## Data excerpts
○ ○ ○ ○ ○ ○ ○
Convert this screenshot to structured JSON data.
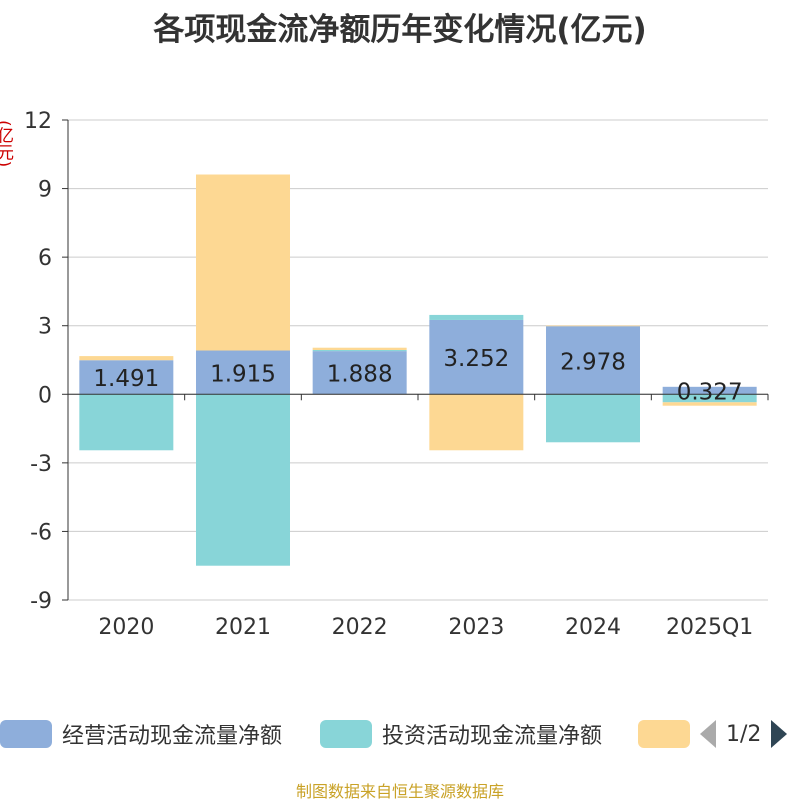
{
  "chart_data": {
    "type": "bar",
    "title": "各项现金流净额历年变化情况(亿元)",
    "ylabel": "(亿元)",
    "categories": [
      "2020",
      "2021",
      "2022",
      "2023",
      "2024",
      "2025Q1"
    ],
    "ylim": [
      -9,
      12
    ],
    "yticks": [
      12,
      9,
      6,
      3,
      0,
      -3,
      -6,
      -9
    ],
    "stacked": true,
    "grid": true,
    "series": [
      {
        "name": "经营活动现金流量净额",
        "color": "#8eaedb",
        "values": [
          1.491,
          1.915,
          1.888,
          3.252,
          2.978,
          0.327
        ],
        "labels": [
          "1.491",
          "1.915",
          "1.888",
          "3.252",
          "2.978",
          "0.327"
        ]
      },
      {
        "name": "投资活动现金流量净额",
        "color": "#88d5d8",
        "values": [
          -2.45,
          -7.5,
          0.05,
          0.22,
          -2.1,
          -0.35
        ]
      },
      {
        "name": "",
        "color": "#fdd893",
        "values": [
          0.18,
          7.7,
          0.1,
          -2.45,
          0.03,
          -0.15
        ]
      }
    ],
    "legend_position": "bottom"
  },
  "legend": {
    "items": [
      {
        "label": "经营活动现金流量净额",
        "color": "#8eaedb"
      },
      {
        "label": "投资活动现金流量净额",
        "color": "#88d5d8"
      },
      {
        "label": "",
        "color": "#fdd893"
      }
    ],
    "page": "1/2"
  },
  "source": "制图数据来自恒生聚源数据库"
}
○ ○ ○ ○ ○ ○ ○
## Requirements
Images in the data above are to be skipped. Retype all other material exactly.

## Response
Convert this screenshot to structured JSON data.
{
  "chart_data": {
    "type": "bar",
    "title": "各项现金流净额历年变化情况(亿元)",
    "ylabel": "(亿元)",
    "categories": [
      "2020",
      "2021",
      "2022",
      "2023",
      "2024",
      "2025Q1"
    ],
    "ylim": [
      -9,
      12
    ],
    "yticks": [
      12,
      9,
      6,
      3,
      0,
      -3,
      -6,
      -9
    ],
    "stacked": true,
    "grid": true,
    "series": [
      {
        "name": "经营活动现金流量净额",
        "color": "#8eaedb",
        "values": [
          1.491,
          1.915,
          1.888,
          3.252,
          2.978,
          0.327
        ],
        "labels": [
          "1.491",
          "1.915",
          "1.888",
          "3.252",
          "2.978",
          "0.327"
        ]
      },
      {
        "name": "投资活动现金流量净额",
        "color": "#88d5d8",
        "values": [
          -2.45,
          -7.5,
          0.05,
          0.22,
          -2.1,
          -0.35
        ]
      },
      {
        "name": "",
        "color": "#fdd893",
        "values": [
          0.18,
          7.7,
          0.1,
          -2.45,
          0.03,
          -0.15
        ]
      }
    ],
    "legend_position": "bottom"
  },
  "legend": {
    "items": [
      {
        "label": "经营活动现金流量净额",
        "color": "#8eaedb"
      },
      {
        "label": "投资活动现金流量净额",
        "color": "#88d5d8"
      },
      {
        "label": "",
        "color": "#fdd893"
      }
    ],
    "page": "1/2"
  },
  "source": "制图数据来自恒生聚源数据库"
}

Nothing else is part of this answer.